--- start Raw data ---

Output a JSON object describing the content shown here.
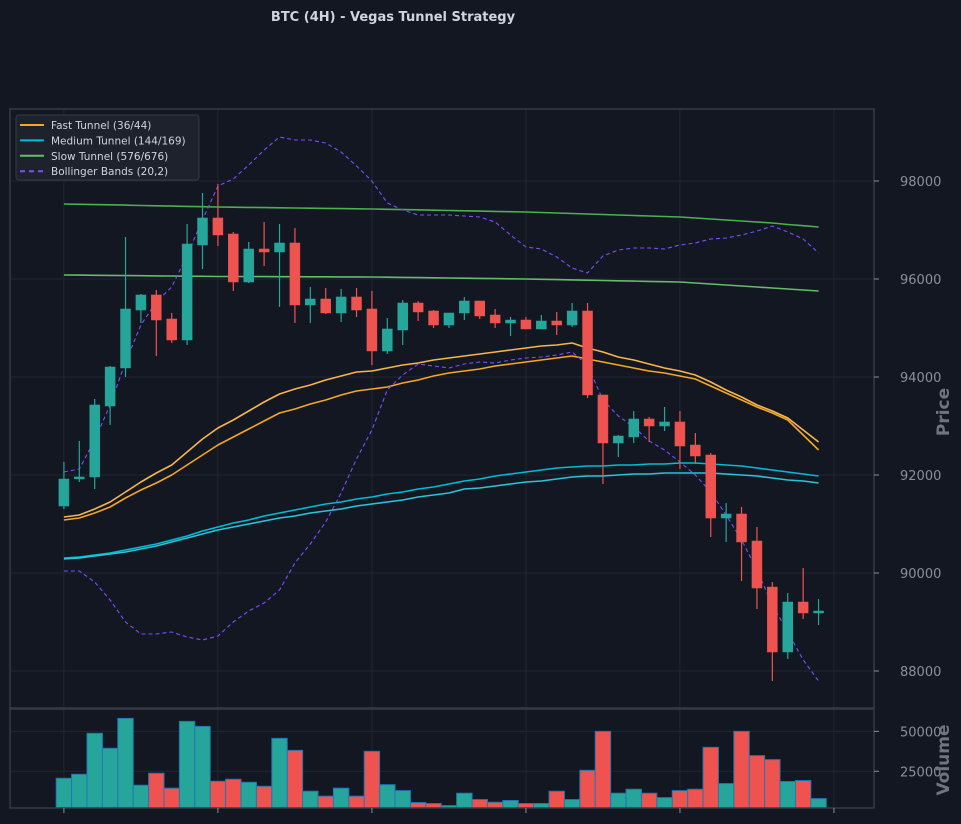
{
  "chart_data": {
    "type": "candlestick",
    "title": "BTC (4H) - Vegas Tunnel Strategy",
    "ylabel": "Price",
    "volume_label": "Volume",
    "ylim": [
      87245,
      99469
    ],
    "volume_ylim": [
      2000,
      64000
    ],
    "xlim": [
      -3.5,
      52.6
    ],
    "x_ticks": [
      0,
      10,
      20,
      30,
      40,
      50
    ],
    "y_ticks": [
      88000,
      90000,
      92000,
      94000,
      96000,
      98000
    ],
    "y_tick_labels": [
      "88000",
      "90000",
      "92000",
      "94000",
      "96000",
      "98000"
    ],
    "volume_ticks": [
      25000,
      50000
    ],
    "volume_tick_labels": [
      "25000",
      "50000"
    ],
    "grid": true,
    "legend_position": "top-left",
    "colors": {
      "up": "#26a69a",
      "down": "#ef5350",
      "fast": "#f5a623",
      "fast_light": "#f7b54a",
      "medium": "#00bcd4",
      "medium_light": "#29c4d9",
      "slow": "#4caf50",
      "bollinger": "#7c4dff",
      "volume_edge": "#1f77b4",
      "background": "#131722",
      "grid": "#222633"
    },
    "legend": [
      {
        "label": "Fast Tunnel (36/44)",
        "color": "#f5a623",
        "style": "solid"
      },
      {
        "label": "Medium Tunnel (144/169)",
        "color": "#00bcd4",
        "style": "solid"
      },
      {
        "label": "Slow Tunnel (576/676)",
        "color": "#66bb6a",
        "style": "solid"
      },
      {
        "label": "Bollinger Bands (20,2)",
        "color": "#7c4dff",
        "style": "dashed"
      }
    ],
    "ohlc": [
      [
        91367,
        92265,
        91306,
        91918
      ],
      [
        91920,
        92694,
        91857,
        91960
      ],
      [
        91959,
        93551,
        91714,
        93429
      ],
      [
        93408,
        94224,
        93020,
        94204
      ],
      [
        94184,
        96857,
        94000,
        95388
      ],
      [
        95367,
        95694,
        95102,
        95674
      ],
      [
        95674,
        95776,
        94429,
        95163
      ],
      [
        95184,
        95306,
        94694,
        94755
      ],
      [
        94755,
        97122,
        94653,
        96714
      ],
      [
        96694,
        97755,
        96204,
        97245
      ],
      [
        97245,
        97939,
        96673,
        96898
      ],
      [
        96918,
        96959,
        95755,
        95939
      ],
      [
        95939,
        96755,
        95918,
        96612
      ],
      [
        96612,
        97163,
        96265,
        96551
      ],
      [
        96551,
        97122,
        95429,
        96735
      ],
      [
        96735,
        97041,
        95102,
        95469
      ],
      [
        95469,
        95837,
        95102,
        95592
      ],
      [
        95592,
        95816,
        95286,
        95306
      ],
      [
        95306,
        95796,
        95122,
        95633
      ],
      [
        95633,
        95816,
        95224,
        95367
      ],
      [
        95388,
        95755,
        94245,
        94531
      ],
      [
        94531,
        95204,
        94469,
        94980
      ],
      [
        94959,
        95571,
        94653,
        95510
      ],
      [
        95510,
        95551,
        95143,
        95327
      ],
      [
        95347,
        95367,
        95000,
        95061
      ],
      [
        95061,
        95306,
        95000,
        95306
      ],
      [
        95306,
        95633,
        95163,
        95551
      ],
      [
        95551,
        95551,
        95184,
        95245
      ],
      [
        95265,
        95388,
        95000,
        95102
      ],
      [
        95102,
        95224,
        94837,
        95163
      ],
      [
        95163,
        95224,
        94980,
        94980
      ],
      [
        94980,
        95265,
        94980,
        95143
      ],
      [
        95143,
        95327,
        94857,
        95061
      ],
      [
        95061,
        95510,
        95020,
        95347
      ],
      [
        95347,
        95510,
        93571,
        93633
      ],
      [
        93633,
        93633,
        91816,
        92653
      ],
      [
        92653,
        92816,
        92367,
        92796
      ],
      [
        92776,
        93306,
        92653,
        93143
      ],
      [
        93143,
        93184,
        92673,
        93000
      ],
      [
        93000,
        93388,
        92898,
        93082
      ],
      [
        93082,
        93306,
        92122,
        92592
      ],
      [
        92612,
        92857,
        92224,
        92388
      ],
      [
        92408,
        92449,
        90735,
        91122
      ],
      [
        91122,
        91429,
        90633,
        91204
      ],
      [
        91204,
        91347,
        89837,
        90633
      ],
      [
        90653,
        90939,
        89265,
        89694
      ],
      [
        89714,
        89816,
        87796,
        88388
      ],
      [
        88388,
        89592,
        88245,
        89408
      ],
      [
        89408,
        90102,
        89061,
        89184
      ],
      [
        89184,
        89469,
        88939,
        89224
      ]
    ],
    "volume": [
      20600,
      23100,
      48750,
      39400,
      58100,
      16250,
      23750,
      14400,
      56250,
      53100,
      18750,
      20000,
      18100,
      15600,
      45600,
      38100,
      12500,
      9400,
      14400,
      9400,
      37500,
      16600,
      12900,
      5400,
      4800,
      3500,
      11250,
      7300,
      5600,
      6700,
      4800,
      4800,
      12500,
      7300,
      25600,
      50000,
      11250,
      13750,
      11250,
      8500,
      12900,
      13750,
      40000,
      17300,
      50000,
      34800,
      32300,
      18600,
      19200,
      7900
    ],
    "series": [
      {
        "name": "Fast Tunnel EMA36",
        "color": "#f7b54a",
        "values": [
          91143,
          91184,
          91306,
          91449,
          91653,
          91857,
          92041,
          92204,
          92469,
          92735,
          92959,
          93122,
          93306,
          93490,
          93653,
          93755,
          93837,
          93939,
          94020,
          94102,
          94122,
          94184,
          94245,
          94286,
          94347,
          94388,
          94429,
          94469,
          94510,
          94551,
          94592,
          94633,
          94653,
          94694,
          94592,
          94510,
          94408,
          94347,
          94265,
          94184,
          94122,
          94041,
          93898,
          93735,
          93592,
          93429,
          93306,
          93163,
          92918,
          92673
        ]
      },
      {
        "name": "Fast Tunnel EMA44",
        "color": "#f5a623",
        "values": [
          91082,
          91122,
          91225,
          91347,
          91531,
          91694,
          91837,
          92000,
          92204,
          92408,
          92612,
          92776,
          92939,
          93102,
          93265,
          93347,
          93449,
          93531,
          93633,
          93714,
          93755,
          93796,
          93878,
          93939,
          94020,
          94082,
          94122,
          94163,
          94224,
          94265,
          94306,
          94347,
          94388,
          94429,
          94367,
          94306,
          94245,
          94184,
          94122,
          94082,
          94020,
          93959,
          93816,
          93673,
          93531,
          93388,
          93265,
          93122,
          92816,
          92510
        ]
      },
      {
        "name": "Medium Tunnel EMA144",
        "color": "#00bcd4",
        "values": [
          90306,
          90327,
          90368,
          90408,
          90470,
          90531,
          90592,
          90674,
          90755,
          90857,
          90939,
          91021,
          91082,
          91163,
          91225,
          91286,
          91347,
          91408,
          91449,
          91510,
          91551,
          91612,
          91653,
          91714,
          91755,
          91817,
          91878,
          91919,
          91980,
          92021,
          92061,
          92102,
          92143,
          92163,
          92184,
          92184,
          92204,
          92204,
          92225,
          92225,
          92245,
          92245,
          92225,
          92204,
          92184,
          92143,
          92102,
          92061,
          92021,
          91980
        ]
      },
      {
        "name": "Medium Tunnel EMA169",
        "color": "#29c4d9",
        "values": [
          90286,
          90306,
          90347,
          90388,
          90429,
          90490,
          90551,
          90633,
          90714,
          90796,
          90878,
          90939,
          91000,
          91061,
          91123,
          91163,
          91225,
          91265,
          91306,
          91368,
          91408,
          91449,
          91490,
          91551,
          91592,
          91633,
          91714,
          91735,
          91776,
          91817,
          91857,
          91878,
          91919,
          91959,
          91980,
          91980,
          92000,
          92021,
          92021,
          92041,
          92041,
          92041,
          92041,
          92021,
          92000,
          91980,
          91939,
          91898,
          91878,
          91837
        ]
      },
      {
        "name": "Slow Tunnel EMA576",
        "color": "#4caf50",
        "values": [
          97531,
          97525,
          97519,
          97513,
          97507,
          97500,
          97494,
          97488,
          97482,
          97475,
          97469,
          97465,
          97461,
          97457,
          97453,
          97449,
          97445,
          97441,
          97437,
          97433,
          97429,
          97423,
          97417,
          97411,
          97404,
          97398,
          97392,
          97386,
          97380,
          97373,
          97367,
          97357,
          97347,
          97337,
          97326,
          97316,
          97306,
          97296,
          97286,
          97275,
          97265,
          97245,
          97224,
          97204,
          97184,
          97163,
          97143,
          97112,
          97087,
          97061
        ]
      },
      {
        "name": "Slow Tunnel EMA676",
        "color": "#66bb6a",
        "values": [
          96082,
          96079,
          96076,
          96073,
          96070,
          96067,
          96063,
          96060,
          96057,
          96054,
          96051,
          96050,
          96049,
          96048,
          96047,
          96046,
          96045,
          96044,
          96043,
          96042,
          96041,
          96037,
          96033,
          96029,
          96025,
          96020,
          96016,
          96012,
          96008,
          96004,
          96000,
          95994,
          95988,
          95982,
          95976,
          95970,
          95963,
          95957,
          95951,
          95945,
          95939,
          95918,
          95898,
          95878,
          95857,
          95837,
          95816,
          95796,
          95776,
          95755
        ]
      },
      {
        "name": "Bollinger Upper",
        "color": "#7c4dff",
        "dashed": true,
        "values": [
          92061,
          92122,
          92714,
          93429,
          94306,
          95061,
          95531,
          95837,
          96490,
          97204,
          97898,
          98041,
          98327,
          98633,
          98898,
          98837,
          98837,
          98776,
          98592,
          98306,
          98000,
          97551,
          97408,
          97306,
          97306,
          97306,
          97286,
          97265,
          97163,
          96898,
          96653,
          96612,
          96449,
          96224,
          96122,
          96469,
          96592,
          96633,
          96633,
          96612,
          96694,
          96735,
          96816,
          96837,
          96898,
          96980,
          97082,
          96959,
          96816,
          96531
        ]
      },
      {
        "name": "Bollinger Lower",
        "color": "#7c4dff",
        "dashed": true,
        "values": [
          90041,
          90041,
          89816,
          89449,
          89000,
          88755,
          88755,
          88796,
          88694,
          88633,
          88714,
          89000,
          89224,
          89388,
          89653,
          90204,
          90592,
          91041,
          91633,
          92327,
          92918,
          93735,
          94041,
          94265,
          94224,
          94184,
          94265,
          94306,
          94286,
          94347,
          94388,
          94408,
          94449,
          94510,
          94245,
          93531,
          93204,
          92980,
          92694,
          92510,
          92265,
          92000,
          91653,
          91184,
          90673,
          90061,
          89347,
          88796,
          88224,
          87796
        ]
      }
    ]
  }
}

--- end Raw data ---

**Task objective**
Among the records above, find each line holding the string "name" and pull it out.

**Finished exercise**
        "name": "Fast Tunnel EMA36",
        "name": "Fast Tunnel EMA44",
        "name": "Medium Tunnel EMA144",
        "name": "Medium Tunnel EMA169",
        "name": "Slow Tunnel EMA576",
        "name": "Slow Tunnel EMA676",
        "name": "Bollinger Upper",
        "name": "Bollinger Lower",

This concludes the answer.